*YOUR OBJECTIVE*. Transcribe every line exactly. Leave the pictures behind.

*THE INPUT*.
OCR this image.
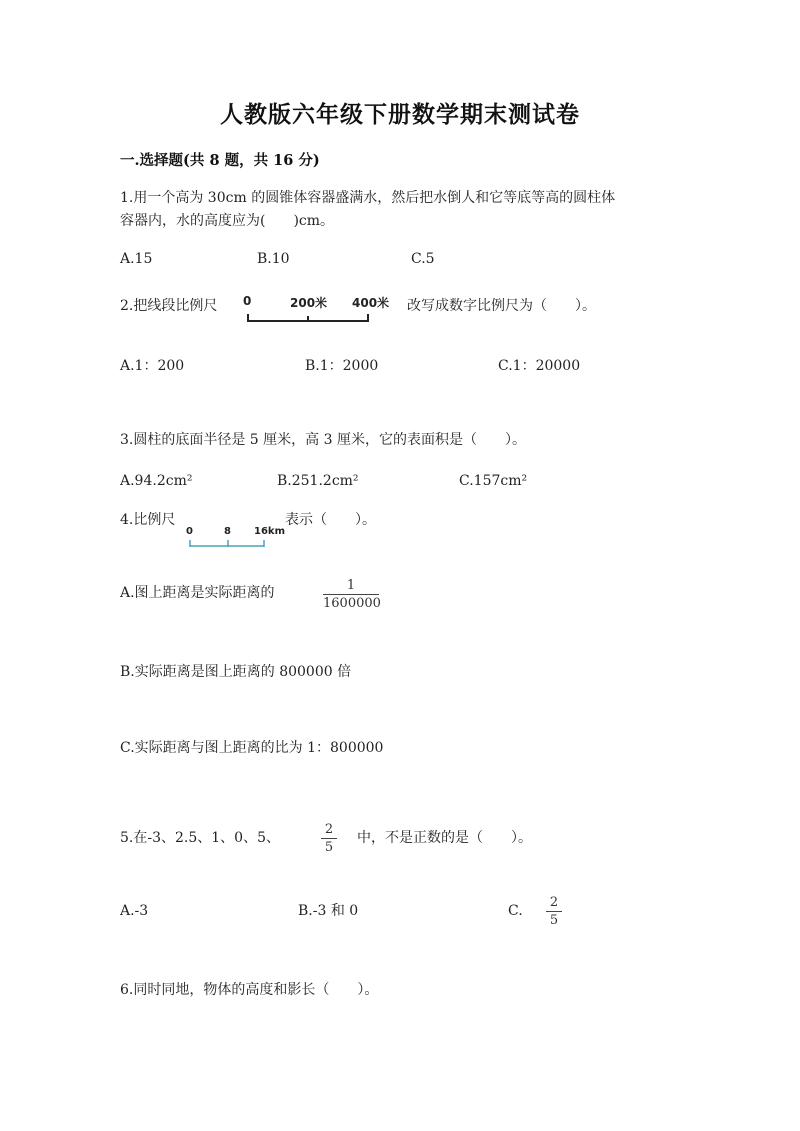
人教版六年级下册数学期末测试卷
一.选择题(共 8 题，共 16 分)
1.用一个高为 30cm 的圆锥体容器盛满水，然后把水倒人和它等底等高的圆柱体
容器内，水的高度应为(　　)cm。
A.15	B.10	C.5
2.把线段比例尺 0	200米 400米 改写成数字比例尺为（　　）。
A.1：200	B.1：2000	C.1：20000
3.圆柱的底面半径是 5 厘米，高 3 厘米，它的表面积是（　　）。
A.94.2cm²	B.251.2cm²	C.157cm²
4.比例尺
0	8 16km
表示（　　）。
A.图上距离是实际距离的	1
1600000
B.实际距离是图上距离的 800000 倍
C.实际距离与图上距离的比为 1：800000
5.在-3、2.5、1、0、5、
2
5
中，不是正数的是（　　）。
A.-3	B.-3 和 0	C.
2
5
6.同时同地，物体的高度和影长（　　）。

*SOLVED EXERCISE*.
OCR this image.
人教版六年级下册数学期末测试卷
一.选择题(共 8 题，共 16 分)
1.用一个高为 30cm 的圆锥体容器盛满水，然后把水倒人和它等底等高的圆柱体
容器内，水的高度应为(　　)cm。
A.15	B.10	C.5
2.把线段比例尺 0	200米 400米 改写成数字比例尺为（　　）。
A.1：200	B.1：2000	C.1：20000
3.圆柱的底面半径是 5 厘米，高 3 厘米，它的表面积是（　　）。
A.94.2cm²	B.251.2cm²	C.157cm²
4.比例尺
0	8 16km
表示（　　）。
A.图上距离是实际距离的	1
1600000
B.实际距离是图上距离的 800000 倍
C.实际距离与图上距离的比为 1：800000
5.在-3、2.5、1、0、5、
2
5
中，不是正数的是（　　）。
A.-3	B.-3 和 0	C.
2
5
6.同时同地，物体的高度和影长（　　）。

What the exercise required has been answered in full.